SHORT TASK:
All records are to be retyped faithfully and completely.

--- start of GIVEN ENTRIES ---

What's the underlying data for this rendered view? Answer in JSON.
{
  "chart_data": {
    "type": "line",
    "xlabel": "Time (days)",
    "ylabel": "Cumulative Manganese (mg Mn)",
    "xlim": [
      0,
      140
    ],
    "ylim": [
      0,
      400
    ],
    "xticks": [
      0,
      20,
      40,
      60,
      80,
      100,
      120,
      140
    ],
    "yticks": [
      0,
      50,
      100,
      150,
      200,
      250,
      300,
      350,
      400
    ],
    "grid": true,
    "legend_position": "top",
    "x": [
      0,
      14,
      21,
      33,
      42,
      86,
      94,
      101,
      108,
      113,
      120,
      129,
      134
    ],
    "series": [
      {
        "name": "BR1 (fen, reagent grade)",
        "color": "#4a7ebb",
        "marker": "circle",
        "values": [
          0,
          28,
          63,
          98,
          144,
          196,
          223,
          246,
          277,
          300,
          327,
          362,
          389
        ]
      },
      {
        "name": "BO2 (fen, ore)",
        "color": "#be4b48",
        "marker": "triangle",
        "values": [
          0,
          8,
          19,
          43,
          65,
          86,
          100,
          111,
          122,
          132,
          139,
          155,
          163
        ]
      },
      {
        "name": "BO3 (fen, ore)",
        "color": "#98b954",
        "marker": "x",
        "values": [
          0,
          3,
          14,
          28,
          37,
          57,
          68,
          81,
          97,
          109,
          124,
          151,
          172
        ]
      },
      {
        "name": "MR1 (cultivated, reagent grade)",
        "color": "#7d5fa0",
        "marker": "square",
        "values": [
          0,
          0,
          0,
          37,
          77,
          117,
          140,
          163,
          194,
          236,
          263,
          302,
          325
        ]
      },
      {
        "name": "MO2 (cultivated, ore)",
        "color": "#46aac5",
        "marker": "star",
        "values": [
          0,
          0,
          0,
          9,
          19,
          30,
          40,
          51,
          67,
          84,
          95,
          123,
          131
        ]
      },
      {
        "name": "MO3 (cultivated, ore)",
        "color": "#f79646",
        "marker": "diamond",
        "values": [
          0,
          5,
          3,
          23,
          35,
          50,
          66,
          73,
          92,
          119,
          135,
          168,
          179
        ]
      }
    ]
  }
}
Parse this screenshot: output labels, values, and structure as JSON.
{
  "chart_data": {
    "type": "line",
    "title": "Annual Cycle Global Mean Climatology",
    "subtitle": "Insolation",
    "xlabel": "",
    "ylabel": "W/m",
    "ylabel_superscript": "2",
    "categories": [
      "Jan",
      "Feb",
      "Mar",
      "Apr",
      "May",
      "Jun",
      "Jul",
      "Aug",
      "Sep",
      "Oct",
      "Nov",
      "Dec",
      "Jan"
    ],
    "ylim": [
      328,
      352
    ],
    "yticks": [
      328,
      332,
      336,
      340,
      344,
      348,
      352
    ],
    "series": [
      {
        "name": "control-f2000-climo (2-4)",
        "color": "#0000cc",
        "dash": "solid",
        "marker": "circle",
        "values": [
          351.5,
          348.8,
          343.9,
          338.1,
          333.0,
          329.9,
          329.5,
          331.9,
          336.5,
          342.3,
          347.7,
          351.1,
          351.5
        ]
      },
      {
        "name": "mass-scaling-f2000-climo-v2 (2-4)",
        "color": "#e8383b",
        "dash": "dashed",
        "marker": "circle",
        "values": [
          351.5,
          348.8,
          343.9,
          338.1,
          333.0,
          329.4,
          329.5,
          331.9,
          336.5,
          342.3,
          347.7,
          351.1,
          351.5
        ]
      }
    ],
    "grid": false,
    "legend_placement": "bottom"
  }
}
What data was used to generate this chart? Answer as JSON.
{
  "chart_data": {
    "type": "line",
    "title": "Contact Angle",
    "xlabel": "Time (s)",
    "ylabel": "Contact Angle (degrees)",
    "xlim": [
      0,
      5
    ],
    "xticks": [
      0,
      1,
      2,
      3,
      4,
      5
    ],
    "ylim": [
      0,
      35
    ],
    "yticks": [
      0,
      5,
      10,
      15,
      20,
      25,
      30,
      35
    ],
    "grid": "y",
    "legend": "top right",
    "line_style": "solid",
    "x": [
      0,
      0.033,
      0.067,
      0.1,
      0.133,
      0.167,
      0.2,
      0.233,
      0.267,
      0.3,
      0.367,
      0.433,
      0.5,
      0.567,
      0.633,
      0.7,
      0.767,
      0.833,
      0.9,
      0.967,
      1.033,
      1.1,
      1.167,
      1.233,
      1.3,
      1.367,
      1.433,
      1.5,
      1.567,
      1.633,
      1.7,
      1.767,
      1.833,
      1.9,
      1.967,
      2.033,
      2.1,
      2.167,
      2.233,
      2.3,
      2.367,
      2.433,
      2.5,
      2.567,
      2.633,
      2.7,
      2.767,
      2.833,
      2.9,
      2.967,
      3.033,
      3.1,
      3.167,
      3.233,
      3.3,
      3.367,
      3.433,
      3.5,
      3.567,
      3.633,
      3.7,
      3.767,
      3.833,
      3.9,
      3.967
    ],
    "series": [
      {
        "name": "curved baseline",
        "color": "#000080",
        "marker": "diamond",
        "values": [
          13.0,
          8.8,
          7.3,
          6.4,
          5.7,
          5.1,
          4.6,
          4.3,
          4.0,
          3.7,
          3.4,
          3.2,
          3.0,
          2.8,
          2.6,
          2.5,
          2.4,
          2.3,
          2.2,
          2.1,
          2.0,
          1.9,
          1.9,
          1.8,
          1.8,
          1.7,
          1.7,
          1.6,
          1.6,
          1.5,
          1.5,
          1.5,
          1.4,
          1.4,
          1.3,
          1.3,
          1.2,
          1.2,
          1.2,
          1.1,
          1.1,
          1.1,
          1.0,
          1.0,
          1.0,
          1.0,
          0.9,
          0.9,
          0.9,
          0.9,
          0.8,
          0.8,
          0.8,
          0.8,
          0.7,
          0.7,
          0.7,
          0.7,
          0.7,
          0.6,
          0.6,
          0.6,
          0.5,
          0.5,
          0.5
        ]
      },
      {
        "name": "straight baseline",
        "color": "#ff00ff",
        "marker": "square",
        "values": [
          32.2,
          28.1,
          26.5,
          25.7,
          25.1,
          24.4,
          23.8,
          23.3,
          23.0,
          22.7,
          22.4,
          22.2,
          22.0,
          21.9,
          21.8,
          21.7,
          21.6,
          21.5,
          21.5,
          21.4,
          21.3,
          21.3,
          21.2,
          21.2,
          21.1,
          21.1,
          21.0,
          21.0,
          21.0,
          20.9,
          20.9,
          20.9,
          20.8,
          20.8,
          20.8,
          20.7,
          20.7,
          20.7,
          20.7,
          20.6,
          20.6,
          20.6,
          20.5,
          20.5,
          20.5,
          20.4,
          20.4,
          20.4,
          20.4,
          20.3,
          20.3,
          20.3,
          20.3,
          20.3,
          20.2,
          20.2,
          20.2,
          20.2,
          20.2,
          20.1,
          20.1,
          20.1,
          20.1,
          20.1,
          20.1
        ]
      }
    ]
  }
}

--- end of GIVEN ENTRIES ---

ANSWER TO THE PROBLEM:
What's the underlying data for this rendered view? Answer in JSON.
{
  "chart_data": {
    "type": "line",
    "xlabel": "Time (days)",
    "ylabel": "Cumulative Manganese (mg Mn)",
    "xlim": [
      0,
      140
    ],
    "ylim": [
      0,
      400
    ],
    "xticks": [
      0,
      20,
      40,
      60,
      80,
      100,
      120,
      140
    ],
    "yticks": [
      0,
      50,
      100,
      150,
      200,
      250,
      300,
      350,
      400
    ],
    "grid": true,
    "legend_position": "top",
    "x": [
      0,
      14,
      21,
      33,
      42,
      86,
      94,
      101,
      108,
      113,
      120,
      129,
      134
    ],
    "series": [
      {
        "name": "BR1 (fen, reagent grade)",
        "color": "#4a7ebb",
        "marker": "circle",
        "values": [
          0,
          28,
          63,
          98,
          144,
          196,
          223,
          246,
          277,
          300,
          327,
          362,
          389
        ]
      },
      {
        "name": "BO2 (fen, ore)",
        "color": "#be4b48",
        "marker": "triangle",
        "values": [
          0,
          8,
          19,
          43,
          65,
          86,
          100,
          111,
          122,
          132,
          139,
          155,
          163
        ]
      },
      {
        "name": "BO3 (fen, ore)",
        "color": "#98b954",
        "marker": "x",
        "values": [
          0,
          3,
          14,
          28,
          37,
          57,
          68,
          81,
          97,
          109,
          124,
          151,
          172
        ]
      },
      {
        "name": "MR1 (cultivated, reagent grade)",
        "color": "#7d5fa0",
        "marker": "square",
        "values": [
          0,
          0,
          0,
          37,
          77,
          117,
          140,
          163,
          194,
          236,
          263,
          302,
          325
        ]
      },
      {
        "name": "MO2 (cultivated, ore)",
        "color": "#46aac5",
        "marker": "star",
        "values": [
          0,
          0,
          0,
          9,
          19,
          30,
          40,
          51,
          67,
          84,
          95,
          123,
          131
        ]
      },
      {
        "name": "MO3 (cultivated, ore)",
        "color": "#f79646",
        "marker": "diamond",
        "values": [
          0,
          5,
          3,
          23,
          35,
          50,
          66,
          73,
          92,
          119,
          135,
          168,
          179
        ]
      }
    ]
  }
}
Parse this screenshot: output labels, values, and structure as JSON.
{
  "chart_data": {
    "type": "line",
    "title": "Annual Cycle Global Mean Climatology",
    "subtitle": "Insolation",
    "xlabel": "",
    "ylabel": "W/m",
    "ylabel_superscript": "2",
    "categories": [
      "Jan",
      "Feb",
      "Mar",
      "Apr",
      "May",
      "Jun",
      "Jul",
      "Aug",
      "Sep",
      "Oct",
      "Nov",
      "Dec",
      "Jan"
    ],
    "ylim": [
      328,
      352
    ],
    "yticks": [
      328,
      332,
      336,
      340,
      344,
      348,
      352
    ],
    "series": [
      {
        "name": "control-f2000-climo (2-4)",
        "color": "#0000cc",
        "dash": "solid",
        "marker": "circle",
        "values": [
          351.5,
          348.8,
          343.9,
          338.1,
          333.0,
          329.9,
          329.5,
          331.9,
          336.5,
          342.3,
          347.7,
          351.1,
          351.5
        ]
      },
      {
        "name": "mass-scaling-f2000-climo-v2 (2-4)",
        "color": "#e8383b",
        "dash": "dashed",
        "marker": "circle",
        "values": [
          351.5,
          348.8,
          343.9,
          338.1,
          333.0,
          329.4,
          329.5,
          331.9,
          336.5,
          342.3,
          347.7,
          351.1,
          351.5
        ]
      }
    ],
    "grid": false,
    "legend_placement": "bottom"
  }
}
What data was used to generate this chart? Answer as JSON.
{
  "chart_data": {
    "type": "line",
    "title": "Contact Angle",
    "xlabel": "Time (s)",
    "ylabel": "Contact Angle (degrees)",
    "xlim": [
      0,
      5
    ],
    "xticks": [
      0,
      1,
      2,
      3,
      4,
      5
    ],
    "ylim": [
      0,
      35
    ],
    "yticks": [
      0,
      5,
      10,
      15,
      20,
      25,
      30,
      35
    ],
    "grid": "y",
    "legend": "top right",
    "line_style": "solid",
    "x": [
      0,
      0.033,
      0.067,
      0.1,
      0.133,
      0.167,
      0.2,
      0.233,
      0.267,
      0.3,
      0.367,
      0.433,
      0.5,
      0.567,
      0.633,
      0.7,
      0.767,
      0.833,
      0.9,
      0.967,
      1.033,
      1.1,
      1.167,
      1.233,
      1.3,
      1.367,
      1.433,
      1.5,
      1.567,
      1.633,
      1.7,
      1.767,
      1.833,
      1.9,
      1.967,
      2.033,
      2.1,
      2.167,
      2.233,
      2.3,
      2.367,
      2.433,
      2.5,
      2.567,
      2.633,
      2.7,
      2.767,
      2.833,
      2.9,
      2.967,
      3.033,
      3.1,
      3.167,
      3.233,
      3.3,
      3.367,
      3.433,
      3.5,
      3.567,
      3.633,
      3.7,
      3.767,
      3.833,
      3.9,
      3.967
    ],
    "series": [
      {
        "name": "curved baseline",
        "color": "#000080",
        "marker": "diamond",
        "values": [
          13.0,
          8.8,
          7.3,
          6.4,
          5.7,
          5.1,
          4.6,
          4.3,
          4.0,
          3.7,
          3.4,
          3.2,
          3.0,
          2.8,
          2.6,
          2.5,
          2.4,
          2.3,
          2.2,
          2.1,
          2.0,
          1.9,
          1.9,
          1.8,
          1.8,
          1.7,
          1.7,
          1.6,
          1.6,
          1.5,
          1.5,
          1.5,
          1.4,
          1.4,
          1.3,
          1.3,
          1.2,
          1.2,
          1.2,
          1.1,
          1.1,
          1.1,
          1.0,
          1.0,
          1.0,
          1.0,
          0.9,
          0.9,
          0.9,
          0.9,
          0.8,
          0.8,
          0.8,
          0.8,
          0.7,
          0.7,
          0.7,
          0.7,
          0.7,
          0.6,
          0.6,
          0.6,
          0.5,
          0.5,
          0.5
        ]
      },
      {
        "name": "straight baseline",
        "color": "#ff00ff",
        "marker": "square",
        "values": [
          32.2,
          28.1,
          26.5,
          25.7,
          25.1,
          24.4,
          23.8,
          23.3,
          23.0,
          22.7,
          22.4,
          22.2,
          22.0,
          21.9,
          21.8,
          21.7,
          21.6,
          21.5,
          21.5,
          21.4,
          21.3,
          21.3,
          21.2,
          21.2,
          21.1,
          21.1,
          21.0,
          21.0,
          21.0,
          20.9,
          20.9,
          20.9,
          20.8,
          20.8,
          20.8,
          20.7,
          20.7,
          20.7,
          20.7,
          20.6,
          20.6,
          20.6,
          20.5,
          20.5,
          20.5,
          20.4,
          20.4,
          20.4,
          20.4,
          20.3,
          20.3,
          20.3,
          20.3,
          20.3,
          20.2,
          20.2,
          20.2,
          20.2,
          20.2,
          20.1,
          20.1,
          20.1,
          20.1,
          20.1,
          20.1
        ]
      }
    ]
  }
}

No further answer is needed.